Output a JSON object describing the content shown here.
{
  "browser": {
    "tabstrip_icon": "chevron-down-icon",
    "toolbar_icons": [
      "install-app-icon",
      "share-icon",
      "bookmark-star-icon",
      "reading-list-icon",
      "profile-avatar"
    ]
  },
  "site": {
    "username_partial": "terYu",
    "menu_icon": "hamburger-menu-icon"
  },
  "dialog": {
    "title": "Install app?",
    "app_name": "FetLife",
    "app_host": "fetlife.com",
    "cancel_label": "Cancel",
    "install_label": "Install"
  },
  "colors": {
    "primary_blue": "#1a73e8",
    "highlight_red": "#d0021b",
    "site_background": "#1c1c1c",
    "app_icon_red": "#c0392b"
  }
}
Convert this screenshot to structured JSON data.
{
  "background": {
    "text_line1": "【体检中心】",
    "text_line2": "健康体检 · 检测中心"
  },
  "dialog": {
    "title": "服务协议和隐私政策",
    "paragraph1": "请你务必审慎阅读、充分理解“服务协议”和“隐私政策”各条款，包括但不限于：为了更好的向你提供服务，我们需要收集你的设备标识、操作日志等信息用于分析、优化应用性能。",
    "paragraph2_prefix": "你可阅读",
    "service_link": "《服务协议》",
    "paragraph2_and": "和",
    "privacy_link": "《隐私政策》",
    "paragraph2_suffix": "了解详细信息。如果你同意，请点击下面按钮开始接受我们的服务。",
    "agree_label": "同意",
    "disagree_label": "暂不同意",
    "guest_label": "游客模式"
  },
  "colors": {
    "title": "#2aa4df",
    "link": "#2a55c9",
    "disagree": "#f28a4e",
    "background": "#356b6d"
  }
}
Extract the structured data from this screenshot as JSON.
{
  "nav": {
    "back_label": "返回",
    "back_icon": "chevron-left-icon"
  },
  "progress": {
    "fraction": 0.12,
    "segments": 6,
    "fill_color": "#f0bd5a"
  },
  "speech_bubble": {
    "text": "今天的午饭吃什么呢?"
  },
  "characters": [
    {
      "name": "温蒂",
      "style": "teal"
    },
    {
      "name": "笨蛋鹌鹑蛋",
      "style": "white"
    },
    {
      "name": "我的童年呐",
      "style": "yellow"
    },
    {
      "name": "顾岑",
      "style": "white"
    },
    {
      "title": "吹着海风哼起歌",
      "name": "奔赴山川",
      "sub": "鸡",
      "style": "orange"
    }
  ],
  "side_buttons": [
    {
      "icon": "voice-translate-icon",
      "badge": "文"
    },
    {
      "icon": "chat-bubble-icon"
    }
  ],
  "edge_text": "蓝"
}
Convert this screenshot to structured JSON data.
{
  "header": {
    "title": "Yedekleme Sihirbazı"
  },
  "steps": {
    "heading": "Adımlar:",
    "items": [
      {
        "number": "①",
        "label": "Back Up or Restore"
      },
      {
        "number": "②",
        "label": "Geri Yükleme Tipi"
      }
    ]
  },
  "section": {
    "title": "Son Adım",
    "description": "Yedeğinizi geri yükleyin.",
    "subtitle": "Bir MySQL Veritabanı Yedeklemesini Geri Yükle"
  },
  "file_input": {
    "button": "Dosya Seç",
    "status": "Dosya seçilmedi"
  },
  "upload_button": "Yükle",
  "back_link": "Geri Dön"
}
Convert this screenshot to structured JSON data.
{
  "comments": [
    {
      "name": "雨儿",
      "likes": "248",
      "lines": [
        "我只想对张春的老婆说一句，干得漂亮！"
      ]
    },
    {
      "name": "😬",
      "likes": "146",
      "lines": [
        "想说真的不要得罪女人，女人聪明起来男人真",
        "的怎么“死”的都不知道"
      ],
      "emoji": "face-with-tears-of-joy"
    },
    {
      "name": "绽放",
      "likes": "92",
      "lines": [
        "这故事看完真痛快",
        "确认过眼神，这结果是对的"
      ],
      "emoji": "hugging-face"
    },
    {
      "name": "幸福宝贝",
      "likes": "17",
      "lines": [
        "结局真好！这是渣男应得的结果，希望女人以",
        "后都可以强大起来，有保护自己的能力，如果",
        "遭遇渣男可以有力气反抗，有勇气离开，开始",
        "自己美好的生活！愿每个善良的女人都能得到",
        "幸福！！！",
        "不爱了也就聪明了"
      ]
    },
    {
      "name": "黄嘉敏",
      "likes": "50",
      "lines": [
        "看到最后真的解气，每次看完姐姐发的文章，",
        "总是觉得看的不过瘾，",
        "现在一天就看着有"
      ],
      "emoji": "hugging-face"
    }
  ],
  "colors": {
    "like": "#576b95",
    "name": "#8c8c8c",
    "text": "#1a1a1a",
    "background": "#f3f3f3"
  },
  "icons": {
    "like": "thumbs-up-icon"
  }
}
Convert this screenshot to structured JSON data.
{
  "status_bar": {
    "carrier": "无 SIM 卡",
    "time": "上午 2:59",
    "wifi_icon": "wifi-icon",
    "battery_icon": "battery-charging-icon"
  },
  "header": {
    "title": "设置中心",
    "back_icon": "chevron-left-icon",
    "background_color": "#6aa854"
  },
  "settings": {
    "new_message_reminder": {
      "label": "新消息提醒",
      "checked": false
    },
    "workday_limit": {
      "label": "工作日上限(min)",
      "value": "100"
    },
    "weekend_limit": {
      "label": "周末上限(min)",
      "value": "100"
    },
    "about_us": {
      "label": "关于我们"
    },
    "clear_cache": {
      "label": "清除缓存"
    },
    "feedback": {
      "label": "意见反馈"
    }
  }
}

......

- **Exercise aim**
Without omitting anything, output the entries exactly.

- **Output for this task**
Output a JSON object describing the content shown here.
{
  "browser": {
    "tabstrip_icon": "chevron-down-icon",
    "toolbar_icons": [
      "install-app-icon",
      "share-icon",
      "bookmark-star-icon",
      "reading-list-icon",
      "profile-avatar"
    ]
  },
  "site": {
    "username_partial": "terYu",
    "menu_icon": "hamburger-menu-icon"
  },
  "dialog": {
    "title": "Install app?",
    "app_name": "FetLife",
    "app_host": "fetlife.com",
    "cancel_label": "Cancel",
    "install_label": "Install"
  },
  "colors": {
    "primary_blue": "#1a73e8",
    "highlight_red": "#d0021b",
    "site_background": "#1c1c1c",
    "app_icon_red": "#c0392b"
  }
}
Convert this screenshot to structured JSON data.
{
  "background": {
    "text_line1": "【体检中心】",
    "text_line2": "健康体检 · 检测中心"
  },
  "dialog": {
    "title": "服务协议和隐私政策",
    "paragraph1": "请你务必审慎阅读、充分理解“服务协议”和“隐私政策”各条款，包括但不限于：为了更好的向你提供服务，我们需要收集你的设备标识、操作日志等信息用于分析、优化应用性能。",
    "paragraph2_prefix": "你可阅读",
    "service_link": "《服务协议》",
    "paragraph2_and": "和",
    "privacy_link": "《隐私政策》",
    "paragraph2_suffix": "了解详细信息。如果你同意，请点击下面按钮开始接受我们的服务。",
    "agree_label": "同意",
    "disagree_label": "暂不同意",
    "guest_label": "游客模式"
  },
  "colors": {
    "title": "#2aa4df",
    "link": "#2a55c9",
    "disagree": "#f28a4e",
    "background": "#356b6d"
  }
}
Extract the structured data from this screenshot as JSON.
{
  "nav": {
    "back_label": "返回",
    "back_icon": "chevron-left-icon"
  },
  "progress": {
    "fraction": 0.12,
    "segments": 6,
    "fill_color": "#f0bd5a"
  },
  "speech_bubble": {
    "text": "今天的午饭吃什么呢?"
  },
  "characters": [
    {
      "name": "温蒂",
      "style": "teal"
    },
    {
      "name": "笨蛋鹌鹑蛋",
      "style": "white"
    },
    {
      "name": "我的童年呐",
      "style": "yellow"
    },
    {
      "name": "顾岑",
      "style": "white"
    },
    {
      "title": "吹着海风哼起歌",
      "name": "奔赴山川",
      "sub": "鸡",
      "style": "orange"
    }
  ],
  "side_buttons": [
    {
      "icon": "voice-translate-icon",
      "badge": "文"
    },
    {
      "icon": "chat-bubble-icon"
    }
  ],
  "edge_text": "蓝"
}
Convert this screenshot to structured JSON data.
{
  "header": {
    "title": "Yedekleme Sihirbazı"
  },
  "steps": {
    "heading": "Adımlar:",
    "items": [
      {
        "number": "①",
        "label": "Back Up or Restore"
      },
      {
        "number": "②",
        "label": "Geri Yükleme Tipi"
      }
    ]
  },
  "section": {
    "title": "Son Adım",
    "description": "Yedeğinizi geri yükleyin.",
    "subtitle": "Bir MySQL Veritabanı Yedeklemesini Geri Yükle"
  },
  "file_input": {
    "button": "Dosya Seç",
    "status": "Dosya seçilmedi"
  },
  "upload_button": "Yükle",
  "back_link": "Geri Dön"
}
Convert this screenshot to structured JSON data.
{
  "comments": [
    {
      "name": "雨儿",
      "likes": "248",
      "lines": [
        "我只想对张春的老婆说一句，干得漂亮！"
      ]
    },
    {
      "name": "😬",
      "likes": "146",
      "lines": [
        "想说真的不要得罪女人，女人聪明起来男人真",
        "的怎么“死”的都不知道"
      ],
      "emoji": "face-with-tears-of-joy"
    },
    {
      "name": "绽放",
      "likes": "92",
      "lines": [
        "这故事看完真痛快",
        "确认过眼神，这结果是对的"
      ],
      "emoji": "hugging-face"
    },
    {
      "name": "幸福宝贝",
      "likes": "17",
      "lines": [
        "结局真好！这是渣男应得的结果，希望女人以",
        "后都可以强大起来，有保护自己的能力，如果",
        "遭遇渣男可以有力气反抗，有勇气离开，开始",
        "自己美好的生活！愿每个善良的女人都能得到",
        "幸福！！！",
        "不爱了也就聪明了"
      ]
    },
    {
      "name": "黄嘉敏",
      "likes": "50",
      "lines": [
        "看到最后真的解气，每次看完姐姐发的文章，",
        "总是觉得看的不过瘾，",
        "现在一天就看着有"
      ],
      "emoji": "hugging-face"
    }
  ],
  "colors": {
    "like": "#576b95",
    "name": "#8c8c8c",
    "text": "#1a1a1a",
    "background": "#f3f3f3"
  },
  "icons": {
    "like": "thumbs-up-icon"
  }
}
Convert this screenshot to structured JSON data.
{
  "status_bar": {
    "carrier": "无 SIM 卡",
    "time": "上午 2:59",
    "wifi_icon": "wifi-icon",
    "battery_icon": "battery-charging-icon"
  },
  "header": {
    "title": "设置中心",
    "back_icon": "chevron-left-icon",
    "background_color": "#6aa854"
  },
  "settings": {
    "new_message_reminder": {
      "label": "新消息提醒",
      "checked": false
    },
    "workday_limit": {
      "label": "工作日上限(min)",
      "value": "100"
    },
    "weekend_limit": {
      "label": "周末上限(min)",
      "value": "100"
    },
    "about_us": {
      "label": "关于我们"
    },
    "clear_cache": {
      "label": "清除缓存"
    },
    "feedback": {
      "label": "意见反馈"
    }
  }
}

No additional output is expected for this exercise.